| Dataset content |
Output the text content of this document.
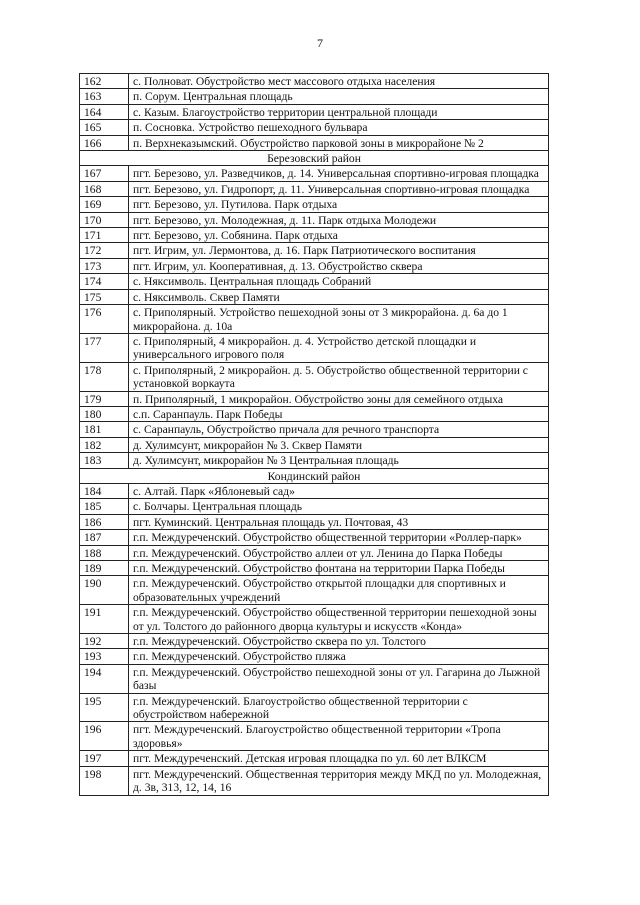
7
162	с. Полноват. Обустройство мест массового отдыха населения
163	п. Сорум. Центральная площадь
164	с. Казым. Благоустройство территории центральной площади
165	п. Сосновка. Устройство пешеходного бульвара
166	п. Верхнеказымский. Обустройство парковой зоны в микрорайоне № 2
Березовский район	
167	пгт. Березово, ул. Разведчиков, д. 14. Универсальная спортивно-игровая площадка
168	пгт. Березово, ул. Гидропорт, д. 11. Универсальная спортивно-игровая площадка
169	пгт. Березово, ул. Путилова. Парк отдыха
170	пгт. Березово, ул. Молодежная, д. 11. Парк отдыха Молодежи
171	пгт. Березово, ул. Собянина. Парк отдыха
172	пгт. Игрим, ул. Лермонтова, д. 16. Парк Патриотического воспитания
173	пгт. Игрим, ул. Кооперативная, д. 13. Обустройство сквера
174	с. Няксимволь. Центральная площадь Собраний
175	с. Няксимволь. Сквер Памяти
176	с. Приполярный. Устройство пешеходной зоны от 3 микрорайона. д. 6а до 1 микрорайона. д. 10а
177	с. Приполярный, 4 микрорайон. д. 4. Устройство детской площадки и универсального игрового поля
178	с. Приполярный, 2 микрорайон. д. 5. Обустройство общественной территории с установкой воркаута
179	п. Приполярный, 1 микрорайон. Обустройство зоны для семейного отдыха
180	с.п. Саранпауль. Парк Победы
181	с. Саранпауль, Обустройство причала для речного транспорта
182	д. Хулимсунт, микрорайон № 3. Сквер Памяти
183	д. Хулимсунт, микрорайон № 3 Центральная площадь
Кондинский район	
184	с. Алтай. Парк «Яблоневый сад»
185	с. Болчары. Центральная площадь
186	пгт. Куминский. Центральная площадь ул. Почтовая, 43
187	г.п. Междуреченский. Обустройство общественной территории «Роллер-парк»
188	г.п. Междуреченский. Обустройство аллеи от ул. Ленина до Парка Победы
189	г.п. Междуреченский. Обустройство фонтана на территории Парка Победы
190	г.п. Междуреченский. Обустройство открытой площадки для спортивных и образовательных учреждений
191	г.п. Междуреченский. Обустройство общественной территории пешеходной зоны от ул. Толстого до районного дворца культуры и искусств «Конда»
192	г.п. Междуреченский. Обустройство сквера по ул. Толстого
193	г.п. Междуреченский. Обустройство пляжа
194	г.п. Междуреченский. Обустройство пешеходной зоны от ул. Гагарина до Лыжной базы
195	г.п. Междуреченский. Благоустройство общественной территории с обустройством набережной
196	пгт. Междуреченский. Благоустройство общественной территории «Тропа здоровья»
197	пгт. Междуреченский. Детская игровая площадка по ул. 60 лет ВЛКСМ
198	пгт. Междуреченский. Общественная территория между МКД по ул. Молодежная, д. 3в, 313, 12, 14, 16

| Exercise objective |
Retype the whole listing, keeping every line identical and omitting all pictures.

| Exercise output |
Output the text content of this document.
7
162	с. Полноват. Обустройство мест массового отдыха населения
163	п. Сорум. Центральная площадь
164	с. Казым. Благоустройство территории центральной площади
165	п. Сосновка. Устройство пешеходного бульвара
166	п. Верхнеказымский. Обустройство парковой зоны в микрорайоне № 2
Березовский район	
167	пгт. Березово, ул. Разведчиков, д. 14. Универсальная спортивно-игровая площадка
168	пгт. Березово, ул. Гидропорт, д. 11. Универсальная спортивно-игровая площадка
169	пгт. Березово, ул. Путилова. Парк отдыха
170	пгт. Березово, ул. Молодежная, д. 11. Парк отдыха Молодежи
171	пгт. Березово, ул. Собянина. Парк отдыха
172	пгт. Игрим, ул. Лермонтова, д. 16. Парк Патриотического воспитания
173	пгт. Игрим, ул. Кооперативная, д. 13. Обустройство сквера
174	с. Няксимволь. Центральная площадь Собраний
175	с. Няксимволь. Сквер Памяти
176	с. Приполярный. Устройство пешеходной зоны от 3 микрорайона. д. 6а до 1 микрорайона. д. 10а
177	с. Приполярный, 4 микрорайон. д. 4. Устройство детской площадки и универсального игрового поля
178	с. Приполярный, 2 микрорайон. д. 5. Обустройство общественной территории с установкой воркаута
179	п. Приполярный, 1 микрорайон. Обустройство зоны для семейного отдыха
180	с.п. Саранпауль. Парк Победы
181	с. Саранпауль, Обустройство причала для речного транспорта
182	д. Хулимсунт, микрорайон № 3. Сквер Памяти
183	д. Хулимсунт, микрорайон № 3 Центральная площадь
Кондинский район	
184	с. Алтай. Парк «Яблоневый сад»
185	с. Болчары. Центральная площадь
186	пгт. Куминский. Центральная площадь ул. Почтовая, 43
187	г.п. Междуреченский. Обустройство общественной территории «Роллер-парк»
188	г.п. Междуреченский. Обустройство аллеи от ул. Ленина до Парка Победы
189	г.п. Междуреченский. Обустройство фонтана на территории Парка Победы
190	г.п. Междуреченский. Обустройство открытой площадки для спортивных и образовательных учреждений
191	г.п. Междуреченский. Обустройство общественной территории пешеходной зоны от ул. Толстого до районного дворца культуры и искусств «Конда»
192	г.п. Междуреченский. Обустройство сквера по ул. Толстого
193	г.п. Междуреченский. Обустройство пляжа
194	г.п. Междуреченский. Обустройство пешеходной зоны от ул. Гагарина до Лыжной базы
195	г.п. Междуреченский. Благоустройство общественной территории с обустройством набережной
196	пгт. Междуреченский. Благоустройство общественной территории «Тропа здоровья»
197	пгт. Междуреченский. Детская игровая площадка по ул. 60 лет ВЛКСМ
198	пгт. Междуреченский. Общественная территория между МКД по ул. Молодежная, д. 3в, 313, 12, 14, 16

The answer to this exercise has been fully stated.